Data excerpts
* * * *

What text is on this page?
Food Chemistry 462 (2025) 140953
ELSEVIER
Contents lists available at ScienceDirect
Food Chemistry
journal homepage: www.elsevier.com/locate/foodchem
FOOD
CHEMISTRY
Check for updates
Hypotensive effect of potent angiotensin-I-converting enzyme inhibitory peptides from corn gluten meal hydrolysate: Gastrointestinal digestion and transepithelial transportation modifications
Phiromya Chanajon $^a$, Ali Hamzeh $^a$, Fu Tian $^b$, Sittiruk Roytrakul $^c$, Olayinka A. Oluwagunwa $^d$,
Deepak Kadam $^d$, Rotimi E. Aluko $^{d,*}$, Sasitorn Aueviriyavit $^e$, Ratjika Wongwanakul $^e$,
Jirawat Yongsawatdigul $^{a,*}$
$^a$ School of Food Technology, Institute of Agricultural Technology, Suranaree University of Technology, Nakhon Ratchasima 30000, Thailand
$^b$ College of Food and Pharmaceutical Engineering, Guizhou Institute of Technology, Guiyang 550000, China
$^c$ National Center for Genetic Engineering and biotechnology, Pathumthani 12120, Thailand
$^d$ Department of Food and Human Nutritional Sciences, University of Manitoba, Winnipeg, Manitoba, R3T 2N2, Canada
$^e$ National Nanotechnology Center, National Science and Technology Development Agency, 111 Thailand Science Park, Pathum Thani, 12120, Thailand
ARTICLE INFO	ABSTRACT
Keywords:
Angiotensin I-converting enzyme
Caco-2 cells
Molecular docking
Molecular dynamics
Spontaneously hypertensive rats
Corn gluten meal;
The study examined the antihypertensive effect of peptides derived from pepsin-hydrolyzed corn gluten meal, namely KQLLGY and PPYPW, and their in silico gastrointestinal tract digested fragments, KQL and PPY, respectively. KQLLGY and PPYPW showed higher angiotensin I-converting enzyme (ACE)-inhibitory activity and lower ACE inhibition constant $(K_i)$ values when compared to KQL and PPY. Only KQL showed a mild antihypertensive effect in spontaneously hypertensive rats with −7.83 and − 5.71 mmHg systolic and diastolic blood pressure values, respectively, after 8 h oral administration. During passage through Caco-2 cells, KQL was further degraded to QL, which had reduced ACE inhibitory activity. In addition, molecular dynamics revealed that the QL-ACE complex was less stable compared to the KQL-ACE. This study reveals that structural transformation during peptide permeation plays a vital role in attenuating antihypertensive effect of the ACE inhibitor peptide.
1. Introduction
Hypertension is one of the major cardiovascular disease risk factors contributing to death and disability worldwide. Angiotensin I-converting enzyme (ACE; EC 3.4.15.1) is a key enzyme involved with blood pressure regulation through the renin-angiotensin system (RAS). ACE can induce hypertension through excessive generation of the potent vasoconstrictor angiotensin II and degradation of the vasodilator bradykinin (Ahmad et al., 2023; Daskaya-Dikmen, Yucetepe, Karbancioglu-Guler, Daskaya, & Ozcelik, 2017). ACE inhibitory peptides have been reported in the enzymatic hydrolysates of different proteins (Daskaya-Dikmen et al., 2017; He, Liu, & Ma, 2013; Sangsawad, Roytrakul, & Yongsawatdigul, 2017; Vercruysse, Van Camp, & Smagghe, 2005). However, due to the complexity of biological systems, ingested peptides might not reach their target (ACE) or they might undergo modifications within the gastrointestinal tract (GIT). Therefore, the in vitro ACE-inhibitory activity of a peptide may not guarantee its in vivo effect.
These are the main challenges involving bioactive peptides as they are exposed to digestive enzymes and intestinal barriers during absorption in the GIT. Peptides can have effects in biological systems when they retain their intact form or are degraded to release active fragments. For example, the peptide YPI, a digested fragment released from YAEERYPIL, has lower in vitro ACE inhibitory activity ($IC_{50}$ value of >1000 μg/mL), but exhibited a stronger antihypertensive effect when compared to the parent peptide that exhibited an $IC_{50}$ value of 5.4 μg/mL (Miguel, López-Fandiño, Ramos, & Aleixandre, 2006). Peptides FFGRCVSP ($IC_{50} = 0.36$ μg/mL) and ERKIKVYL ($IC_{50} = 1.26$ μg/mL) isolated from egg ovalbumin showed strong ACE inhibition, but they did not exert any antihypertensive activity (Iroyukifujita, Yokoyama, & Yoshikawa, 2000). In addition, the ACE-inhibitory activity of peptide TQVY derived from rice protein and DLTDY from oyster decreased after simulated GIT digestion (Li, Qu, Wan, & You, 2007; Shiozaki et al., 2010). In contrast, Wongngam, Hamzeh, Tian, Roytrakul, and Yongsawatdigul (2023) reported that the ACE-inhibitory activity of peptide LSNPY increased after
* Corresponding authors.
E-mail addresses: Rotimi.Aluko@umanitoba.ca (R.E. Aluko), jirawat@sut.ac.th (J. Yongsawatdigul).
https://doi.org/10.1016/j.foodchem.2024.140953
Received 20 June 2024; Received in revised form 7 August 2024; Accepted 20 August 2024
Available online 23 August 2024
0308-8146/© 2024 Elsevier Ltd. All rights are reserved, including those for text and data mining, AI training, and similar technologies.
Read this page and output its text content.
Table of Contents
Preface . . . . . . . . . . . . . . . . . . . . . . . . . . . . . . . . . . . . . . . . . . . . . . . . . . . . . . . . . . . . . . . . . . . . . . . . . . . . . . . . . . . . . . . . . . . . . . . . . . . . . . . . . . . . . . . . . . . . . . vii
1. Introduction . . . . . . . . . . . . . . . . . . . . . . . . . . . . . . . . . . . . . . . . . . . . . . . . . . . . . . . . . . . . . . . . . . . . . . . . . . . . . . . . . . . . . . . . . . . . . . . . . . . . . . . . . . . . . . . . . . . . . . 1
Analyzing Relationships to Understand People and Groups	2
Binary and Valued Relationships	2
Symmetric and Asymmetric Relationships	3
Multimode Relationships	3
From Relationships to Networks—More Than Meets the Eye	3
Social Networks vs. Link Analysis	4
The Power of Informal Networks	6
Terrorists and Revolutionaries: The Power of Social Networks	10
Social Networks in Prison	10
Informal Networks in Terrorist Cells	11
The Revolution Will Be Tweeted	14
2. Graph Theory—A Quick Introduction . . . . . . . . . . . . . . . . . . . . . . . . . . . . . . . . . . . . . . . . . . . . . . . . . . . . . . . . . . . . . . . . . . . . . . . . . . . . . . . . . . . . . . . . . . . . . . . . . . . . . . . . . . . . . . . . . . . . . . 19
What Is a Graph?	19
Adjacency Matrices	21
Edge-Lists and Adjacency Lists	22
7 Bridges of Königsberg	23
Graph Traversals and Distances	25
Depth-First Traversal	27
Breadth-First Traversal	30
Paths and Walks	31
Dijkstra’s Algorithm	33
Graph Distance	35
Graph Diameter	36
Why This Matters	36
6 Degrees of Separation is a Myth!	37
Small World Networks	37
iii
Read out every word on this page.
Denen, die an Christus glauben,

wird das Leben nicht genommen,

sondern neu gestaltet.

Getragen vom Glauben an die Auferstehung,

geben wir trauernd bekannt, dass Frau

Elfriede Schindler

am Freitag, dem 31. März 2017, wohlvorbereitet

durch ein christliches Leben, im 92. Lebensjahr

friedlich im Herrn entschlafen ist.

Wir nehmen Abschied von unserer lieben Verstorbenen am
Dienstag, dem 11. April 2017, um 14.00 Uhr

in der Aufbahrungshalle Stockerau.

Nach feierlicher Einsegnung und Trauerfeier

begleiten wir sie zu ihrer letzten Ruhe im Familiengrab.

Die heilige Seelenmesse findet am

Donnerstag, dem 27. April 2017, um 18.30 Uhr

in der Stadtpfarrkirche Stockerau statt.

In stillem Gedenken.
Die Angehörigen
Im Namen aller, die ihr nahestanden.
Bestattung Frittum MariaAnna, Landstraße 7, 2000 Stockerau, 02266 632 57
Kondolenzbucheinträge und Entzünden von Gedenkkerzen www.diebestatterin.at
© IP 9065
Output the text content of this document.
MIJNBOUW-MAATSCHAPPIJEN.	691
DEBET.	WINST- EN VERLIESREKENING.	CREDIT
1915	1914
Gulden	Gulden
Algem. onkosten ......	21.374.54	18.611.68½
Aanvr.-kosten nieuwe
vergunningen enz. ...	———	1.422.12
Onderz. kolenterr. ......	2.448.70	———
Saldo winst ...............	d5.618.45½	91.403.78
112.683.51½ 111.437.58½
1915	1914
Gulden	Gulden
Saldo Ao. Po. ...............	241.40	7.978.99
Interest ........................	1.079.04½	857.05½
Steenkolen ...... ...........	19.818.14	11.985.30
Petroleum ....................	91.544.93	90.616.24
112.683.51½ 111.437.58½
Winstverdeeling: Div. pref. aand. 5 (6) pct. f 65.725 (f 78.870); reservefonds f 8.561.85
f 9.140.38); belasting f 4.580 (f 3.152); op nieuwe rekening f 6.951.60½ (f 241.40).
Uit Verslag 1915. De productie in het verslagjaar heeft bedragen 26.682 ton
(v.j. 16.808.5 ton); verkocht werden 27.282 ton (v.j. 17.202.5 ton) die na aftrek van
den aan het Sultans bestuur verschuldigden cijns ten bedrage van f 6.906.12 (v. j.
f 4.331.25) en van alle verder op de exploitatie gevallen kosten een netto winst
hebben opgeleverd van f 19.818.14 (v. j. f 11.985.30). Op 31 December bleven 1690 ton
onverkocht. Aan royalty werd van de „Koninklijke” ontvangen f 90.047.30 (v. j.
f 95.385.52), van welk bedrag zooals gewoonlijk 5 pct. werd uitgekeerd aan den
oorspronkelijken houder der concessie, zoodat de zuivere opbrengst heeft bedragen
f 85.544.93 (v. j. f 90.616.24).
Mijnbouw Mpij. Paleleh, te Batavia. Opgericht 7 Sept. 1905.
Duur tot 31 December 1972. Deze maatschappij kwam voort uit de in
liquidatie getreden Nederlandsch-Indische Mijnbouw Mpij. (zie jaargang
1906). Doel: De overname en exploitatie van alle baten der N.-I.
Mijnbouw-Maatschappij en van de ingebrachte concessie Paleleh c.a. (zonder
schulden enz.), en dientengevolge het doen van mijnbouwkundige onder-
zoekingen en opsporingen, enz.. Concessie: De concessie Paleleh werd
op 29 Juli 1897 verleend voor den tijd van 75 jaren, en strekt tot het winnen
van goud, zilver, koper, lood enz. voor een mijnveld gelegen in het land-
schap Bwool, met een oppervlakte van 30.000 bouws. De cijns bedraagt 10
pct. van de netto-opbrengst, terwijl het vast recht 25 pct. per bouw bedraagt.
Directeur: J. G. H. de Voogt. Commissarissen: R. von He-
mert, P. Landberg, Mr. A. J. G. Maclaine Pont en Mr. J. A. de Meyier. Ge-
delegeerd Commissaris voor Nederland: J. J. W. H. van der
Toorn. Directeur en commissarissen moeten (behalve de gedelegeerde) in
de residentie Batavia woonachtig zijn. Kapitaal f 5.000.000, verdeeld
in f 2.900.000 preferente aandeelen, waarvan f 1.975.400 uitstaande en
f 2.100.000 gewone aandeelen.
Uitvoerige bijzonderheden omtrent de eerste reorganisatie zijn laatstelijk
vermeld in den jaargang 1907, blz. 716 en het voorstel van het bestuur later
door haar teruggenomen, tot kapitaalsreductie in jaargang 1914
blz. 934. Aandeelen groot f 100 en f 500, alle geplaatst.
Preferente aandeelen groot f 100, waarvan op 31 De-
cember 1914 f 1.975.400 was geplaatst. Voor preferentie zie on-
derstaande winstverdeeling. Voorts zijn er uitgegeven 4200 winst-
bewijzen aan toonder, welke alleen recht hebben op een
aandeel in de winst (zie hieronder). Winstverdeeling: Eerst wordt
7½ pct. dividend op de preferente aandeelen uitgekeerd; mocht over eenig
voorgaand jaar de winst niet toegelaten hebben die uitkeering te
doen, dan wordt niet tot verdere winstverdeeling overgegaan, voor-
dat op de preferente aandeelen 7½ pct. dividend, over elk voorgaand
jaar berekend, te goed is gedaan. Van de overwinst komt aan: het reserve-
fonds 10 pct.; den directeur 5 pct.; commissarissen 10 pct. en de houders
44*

* * * *

• [Problem statement]: Copy out every line above where "bedragen" is present.

• [Result for this task]:
Uit Verslag 1915. De productie in het verslagjaar heeft bedragen 26.682 ton
oorspronkelijken houder der concessie, zoodat de zuivere opbrengst heeft bedragen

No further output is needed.